** BEGIN **

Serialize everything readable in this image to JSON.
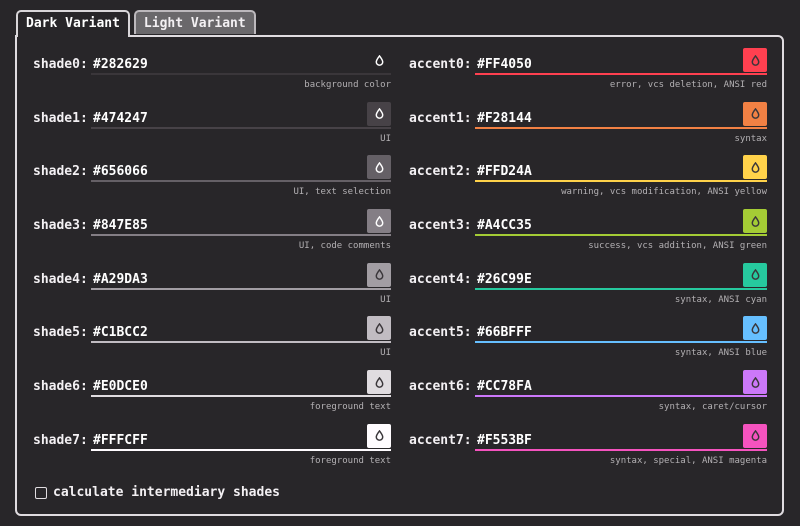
{
  "tabs": [
    {
      "label": "Dark Variant",
      "active": true
    },
    {
      "label": "Light Variant",
      "active": false
    }
  ],
  "shades": [
    {
      "label": "shade0:",
      "value": "#282629",
      "color": "#282629",
      "icon_color": "#ffffff",
      "desc": "background color"
    },
    {
      "label": "shade1:",
      "value": "#474247",
      "color": "#474247",
      "icon_color": "#ffffff",
      "desc": "UI"
    },
    {
      "label": "shade2:",
      "value": "#656066",
      "color": "#656066",
      "icon_color": "#ffffff",
      "desc": "UI, text selection"
    },
    {
      "label": "shade3:",
      "value": "#847E85",
      "color": "#847E85",
      "icon_color": "#ffffff",
      "desc": "UI, code comments"
    },
    {
      "label": "shade4:",
      "value": "#A29DA3",
      "color": "#A29DA3",
      "icon_color": "#3a363a",
      "desc": "UI"
    },
    {
      "label": "shade5:",
      "value": "#C1BCC2",
      "color": "#C1BCC2",
      "icon_color": "#3a363a",
      "desc": "UI"
    },
    {
      "label": "shade6:",
      "value": "#E0DCE0",
      "color": "#E0DCE0",
      "icon_color": "#3a363a",
      "desc": "foreground text"
    },
    {
      "label": "shade7:",
      "value": "#FFFCFF",
      "color": "#FFFCFF",
      "icon_color": "#3a363a",
      "desc": "foreground text"
    }
  ],
  "accents": [
    {
      "label": "accent0:",
      "value": "#FF4050",
      "color": "#FF4050",
      "icon_color": "#3a363a",
      "desc": "error, vcs deletion, ANSI red"
    },
    {
      "label": "accent1:",
      "value": "#F28144",
      "color": "#F28144",
      "icon_color": "#3a363a",
      "desc": "syntax"
    },
    {
      "label": "accent2:",
      "value": "#FFD24A",
      "color": "#FFD24A",
      "icon_color": "#3a363a",
      "desc": "warning, vcs modification, ANSI yellow"
    },
    {
      "label": "accent3:",
      "value": "#A4CC35",
      "color": "#A4CC35",
      "icon_color": "#3a363a",
      "desc": "success, vcs addition, ANSI green"
    },
    {
      "label": "accent4:",
      "value": "#26C99E",
      "color": "#26C99E",
      "icon_color": "#3a363a",
      "desc": "syntax, ANSI cyan"
    },
    {
      "label": "accent5:",
      "value": "#66BFFF",
      "color": "#66BFFF",
      "icon_color": "#3a363a",
      "desc": "syntax, ANSI blue"
    },
    {
      "label": "accent6:",
      "value": "#CC78FA",
      "color": "#CC78FA",
      "icon_color": "#3a363a",
      "desc": "syntax, caret/cursor"
    },
    {
      "label": "accent7:",
      "value": "#F553BF",
      "color": "#F553BF",
      "icon_color": "#3a363a",
      "desc": "syntax, special, ANSI magenta"
    }
  ],
  "checkbox": {
    "label": "calculate intermediary shades",
    "checked": false
  },
  "icons": {
    "swatch": "droplet-icon",
    "checkbox": "checkbox-icon"
  }
}
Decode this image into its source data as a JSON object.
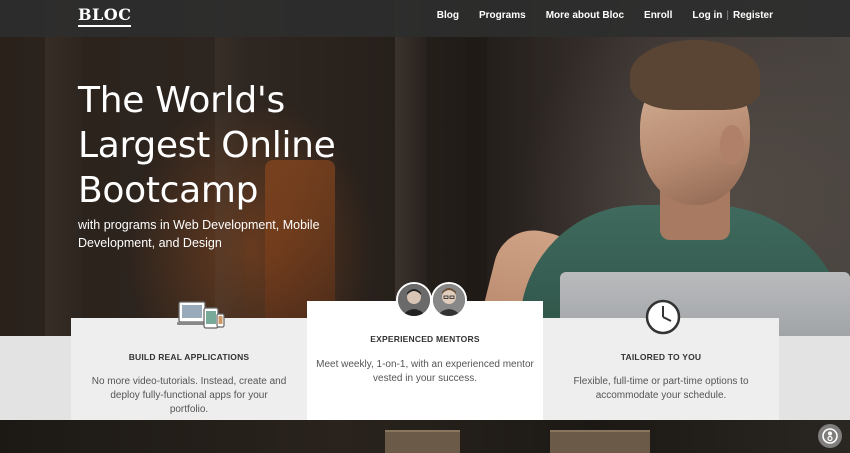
{
  "nav": {
    "logo": "BLOC",
    "links": [
      "Blog",
      "Programs",
      "More about Bloc",
      "Enroll",
      "Log in"
    ],
    "separator": "|",
    "register": "Register"
  },
  "hero": {
    "title_lines": [
      "The World's",
      "Largest Online",
      "Bootcamp"
    ],
    "subtitle": "with programs in Web Development, Mobile Development, and Design"
  },
  "features": [
    {
      "title": "BUILD REAL APPLICATIONS",
      "text": "No more video-tutorials. Instead, create and deploy fully-functional apps for your portfolio.",
      "icon": "devices-icon"
    },
    {
      "title": "EXPERIENCED MENTORS",
      "text": "Meet weekly, 1-on-1, with an experienced mentor vested in your success.",
      "icon": "mentor-avatars"
    },
    {
      "title": "TAILORED TO YOU",
      "text": "Flexible, full-time or part-time options to accommodate your schedule.",
      "icon": "clock-icon"
    }
  ],
  "colors": {
    "navbar": "#2e2e2e",
    "strip": "#e3e3e3",
    "card": "#eeeeee",
    "card_highlight": "#ffffff",
    "text_dark": "#333333"
  }
}
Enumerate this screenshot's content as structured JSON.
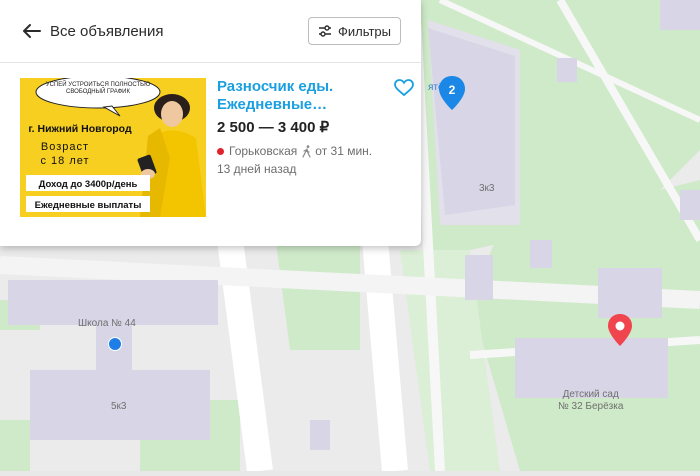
{
  "header": {
    "back_label": "Все объявления",
    "filters_label": "Фильтры"
  },
  "listing": {
    "title": "Разносчик еды. Ежедневные…",
    "price": "2 500 — 3 400 ₽",
    "metro": "Горьковская",
    "walk_time": "от 31 мин.",
    "posted": "13 дней назад",
    "metro_color": "#e0222c"
  },
  "ad_image": {
    "bubble": "УСПЕЙ УСТРОИТЬСЯ ПОЛНОСТЬЮ СВОБОДНЫЙ ГРАФИК",
    "city": "г. Нижний Новгород",
    "age_line1": "Возраст",
    "age_line2": "с 18 лет",
    "income": "Доход до 3400р/день",
    "payouts": "Ежедневные выплаты",
    "background_color": "#f6cf20"
  },
  "map": {
    "labels": {
      "school": "Школа № 44",
      "building_5k3": "5к3",
      "building_3k3": "3к3",
      "kindergarten_line1": "Детский сад",
      "kindergarten_line2": "№ 32 Берёзка",
      "shop": "ятёр"
    },
    "cluster_count": "2",
    "colors": {
      "park": "#c9e8c4",
      "building": "#d8d6e6",
      "road": "#ffffff",
      "cluster_pin": "#1b87e6",
      "selected_pin": "#f0454f"
    }
  }
}
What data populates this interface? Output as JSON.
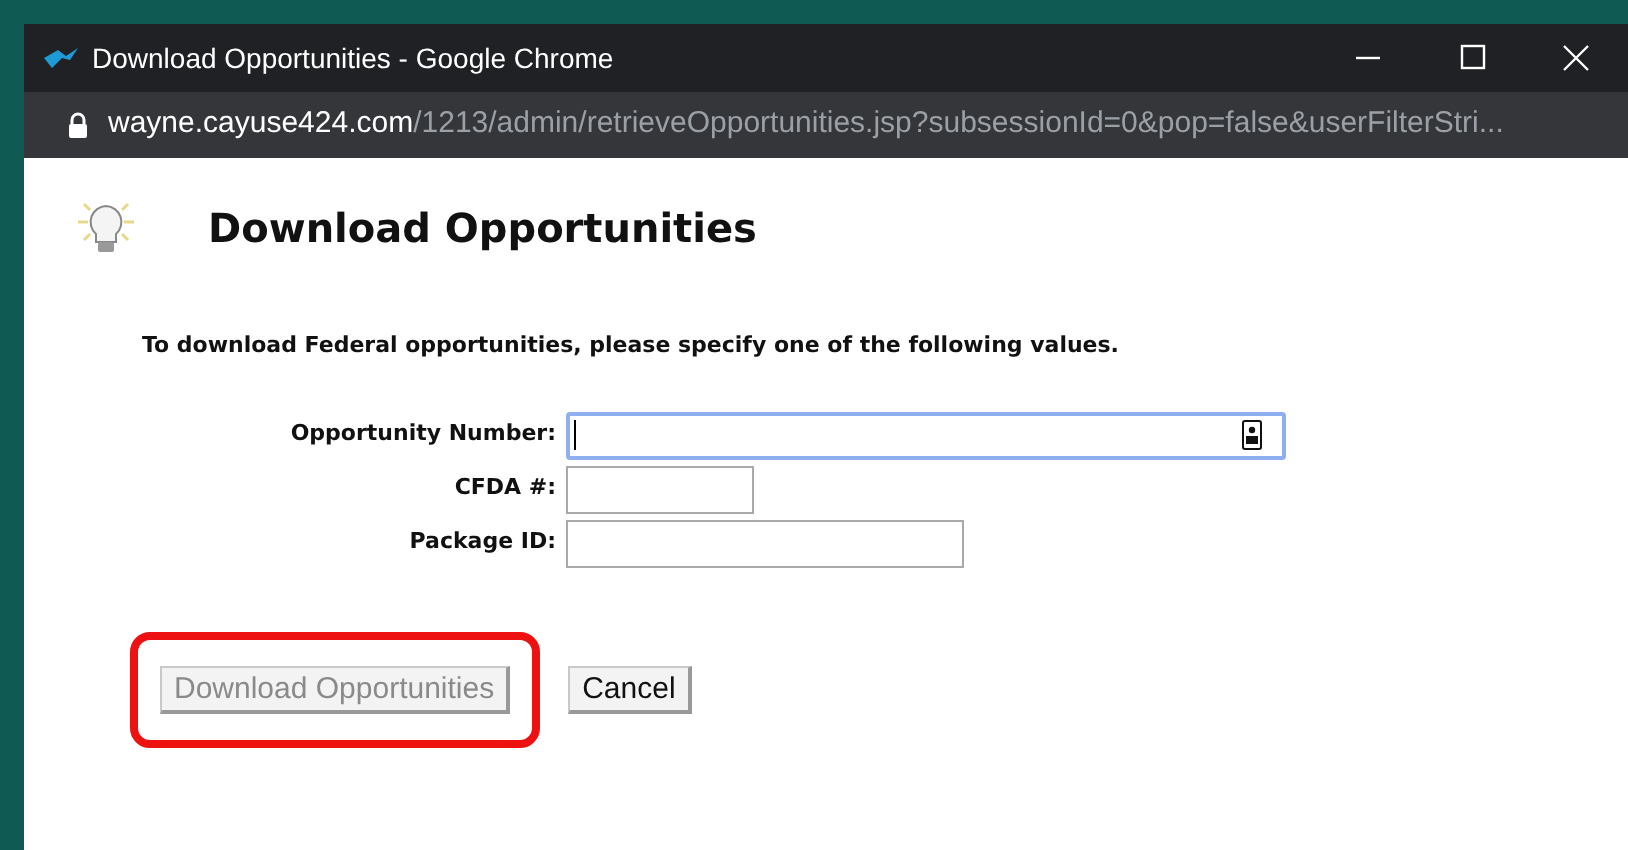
{
  "window": {
    "title": "Download Opportunities - Google Chrome"
  },
  "address_bar": {
    "host": "wayne.cayuse424.com",
    "path": "/1213/admin/retrieveOpportunities.jsp?subsessionId=0&pop=false&userFilterStri..."
  },
  "page": {
    "heading": "Download Opportunities",
    "instructions": "To download Federal opportunities, please specify one of the following values.",
    "fields": [
      {
        "label": "Opportunity Number:",
        "focused": true
      },
      {
        "label": "CFDA #:",
        "focused": false
      },
      {
        "label": "Package ID:",
        "focused": false
      }
    ],
    "buttons": [
      {
        "label": "Download Opportunities",
        "disabled": true,
        "highlighted": true
      },
      {
        "label": "Cancel",
        "disabled": false,
        "highlighted": false
      }
    ]
  }
}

** END **

EXERCISE REQUIREMENTS
Give back every line exactly as it stands, pictures excluded.

RESPONSE TO THE EXERCISE
Serialize everything readable in this image to JSON.
{
  "tabs": [
    {
      "label": "Dark Variant",
      "active": true
    },
    {
      "label": "Light Variant",
      "active": false
    }
  ],
  "shades": [
    {
      "label": "shade0:",
      "value": "#282629",
      "color": "#282629",
      "icon_color": "#ffffff",
      "desc": "background color"
    },
    {
      "label": "shade1:",
      "value": "#474247",
      "color": "#474247",
      "icon_color": "#ffffff",
      "desc": "UI"
    },
    {
      "label": "shade2:",
      "value": "#656066",
      "color": "#656066",
      "icon_color": "#ffffff",
      "desc": "UI, text selection"
    },
    {
      "label": "shade3:",
      "value": "#847E85",
      "color": "#847E85",
      "icon_color": "#ffffff",
      "desc": "UI, code comments"
    },
    {
      "label": "shade4:",
      "value": "#A29DA3",
      "color": "#A29DA3",
      "icon_color": "#3a363a",
      "desc": "UI"
    },
    {
      "label": "shade5:",
      "value": "#C1BCC2",
      "color": "#C1BCC2",
      "icon_color": "#3a363a",
      "desc": "UI"
    },
    {
      "label": "shade6:",
      "value": "#E0DCE0",
      "color": "#E0DCE0",
      "icon_color": "#3a363a",
      "desc": "foreground text"
    },
    {
      "label": "shade7:",
      "value": "#FFFCFF",
      "color": "#FFFCFF",
      "icon_color": "#3a363a",
      "desc": "foreground text"
    }
  ],
  "accents": [
    {
      "label": "accent0:",
      "value": "#FF4050",
      "color": "#FF4050",
      "icon_color": "#3a363a",
      "desc": "error, vcs deletion, ANSI red"
    },
    {
      "label": "accent1:",
      "value": "#F28144",
      "color": "#F28144",
      "icon_color": "#3a363a",
      "desc": "syntax"
    },
    {
      "label": "accent2:",
      "value": "#FFD24A",
      "color": "#FFD24A",
      "icon_color": "#3a363a",
      "desc": "warning, vcs modification, ANSI yellow"
    },
    {
      "label": "accent3:",
      "value": "#A4CC35",
      "color": "#A4CC35",
      "icon_color": "#3a363a",
      "desc": "success, vcs addition, ANSI green"
    },
    {
      "label": "accent4:",
      "value": "#26C99E",
      "color": "#26C99E",
      "icon_color": "#3a363a",
      "desc": "syntax, ANSI cyan"
    },
    {
      "label": "accent5:",
      "value": "#66BFFF",
      "color": "#66BFFF",
      "icon_color": "#3a363a",
      "desc": "syntax, ANSI blue"
    },
    {
      "label": "accent6:",
      "value": "#CC78FA",
      "color": "#CC78FA",
      "icon_color": "#3a363a",
      "desc": "syntax, caret/cursor"
    },
    {
      "label": "accent7:",
      "value": "#F553BF",
      "color": "#F553BF",
      "icon_color": "#3a363a",
      "desc": "syntax, special, ANSI magenta"
    }
  ],
  "checkbox": {
    "label": "calculate intermediary shades",
    "checked": false
  },
  "icons": {
    "swatch": "droplet-icon",
    "checkbox": "checkbox-icon"
  }
}
Decode this image into its source data as a JSON object.
{
  "nav": {
    "logo": "BLOC",
    "links": [
      "Blog",
      "Programs",
      "More about Bloc",
      "Enroll",
      "Log in"
    ],
    "separator": "|",
    "register": "Register"
  },
  "hero": {
    "title_lines": [
      "The World's",
      "Largest Online",
      "Bootcamp"
    ],
    "subtitle": "with programs in Web Development, Mobile Development, and Design"
  },
  "features": [
    {
      "title": "BUILD REAL APPLICATIONS",
      "text": "No more video-tutorials. Instead, create and deploy fully-functional apps for your portfolio.",
      "icon": "devices-icon"
    },
    {
      "title": "EXPERIENCED MENTORS",
      "text": "Meet weekly, 1-on-1, with an experienced mentor vested in your success.",
      "icon": "mentor-avatars"
    },
    {
      "title": "TAILORED TO YOU",
      "text": "Flexible, full-time or part-time options to accommodate your schedule.",
      "icon": "clock-icon"
    }
  ],
  "colors": {
    "navbar": "#2e2e2e",
    "strip": "#e3e3e3",
    "card": "#eeeeee",
    "card_highlight": "#ffffff",
    "text_dark": "#333333"
  }
}
Enumerate this screenshot's content as structured JSON.
{
  "header": {
    "back_label": "Все объявления",
    "filters_label": "Фильтры"
  },
  "listing": {
    "title": "Разносчик еды. Ежедневные…",
    "price": "2 500 — 3 400 ₽",
    "metro": "Горьковская",
    "walk_time": "от 31 мин.",
    "posted": "13 дней назад",
    "metro_color": "#e0222c"
  },
  "ad_image": {
    "bubble": "УСПЕЙ УСТРОИТЬСЯ ПОЛНОСТЬЮ СВОБОДНЫЙ ГРАФИК",
    "city": "г. Нижний Новгород",
    "age_line1": "Возраст",
    "age_line2": "с 18 лет",
    "income": "Доход до 3400р/день",
    "payouts": "Ежедневные выплаты",
    "background_color": "#f6cf20"
  },
  "map": {
    "labels": {
      "school": "Школа № 44",
      "building_5k3": "5к3",
      "building_3k3": "3к3",
      "kindergarten_line1": "Детский сад",
      "kindergarten_line2": "№ 32 Берёзка",
      "shop": "ятёр"
    },
    "cluster_count": "2",
    "colors": {
      "park": "#c9e8c4",
      "building": "#d8d6e6",
      "road": "#ffffff",
      "cluster_pin": "#1b87e6",
      "selected_pin": "#f0454f"
    }
  }
}
What data populates this interface? Output as JSON.
{
  "window": {
    "title": "Download Opportunities - Google Chrome"
  },
  "address_bar": {
    "host": "wayne.cayuse424.com",
    "path": "/1213/admin/retrieveOpportunities.jsp?subsessionId=0&pop=false&userFilterStri..."
  },
  "page": {
    "heading": "Download Opportunities",
    "instructions": "To download Federal opportunities, please specify one of the following values.",
    "fields": [
      {
        "label": "Opportunity Number:",
        "focused": true
      },
      {
        "label": "CFDA #:",
        "focused": false
      },
      {
        "label": "Package ID:",
        "focused": false
      }
    ],
    "buttons": [
      {
        "label": "Download Opportunities",
        "disabled": true,
        "highlighted": true
      },
      {
        "label": "Cancel",
        "disabled": false,
        "highlighted": false
      }
    ]
  }
}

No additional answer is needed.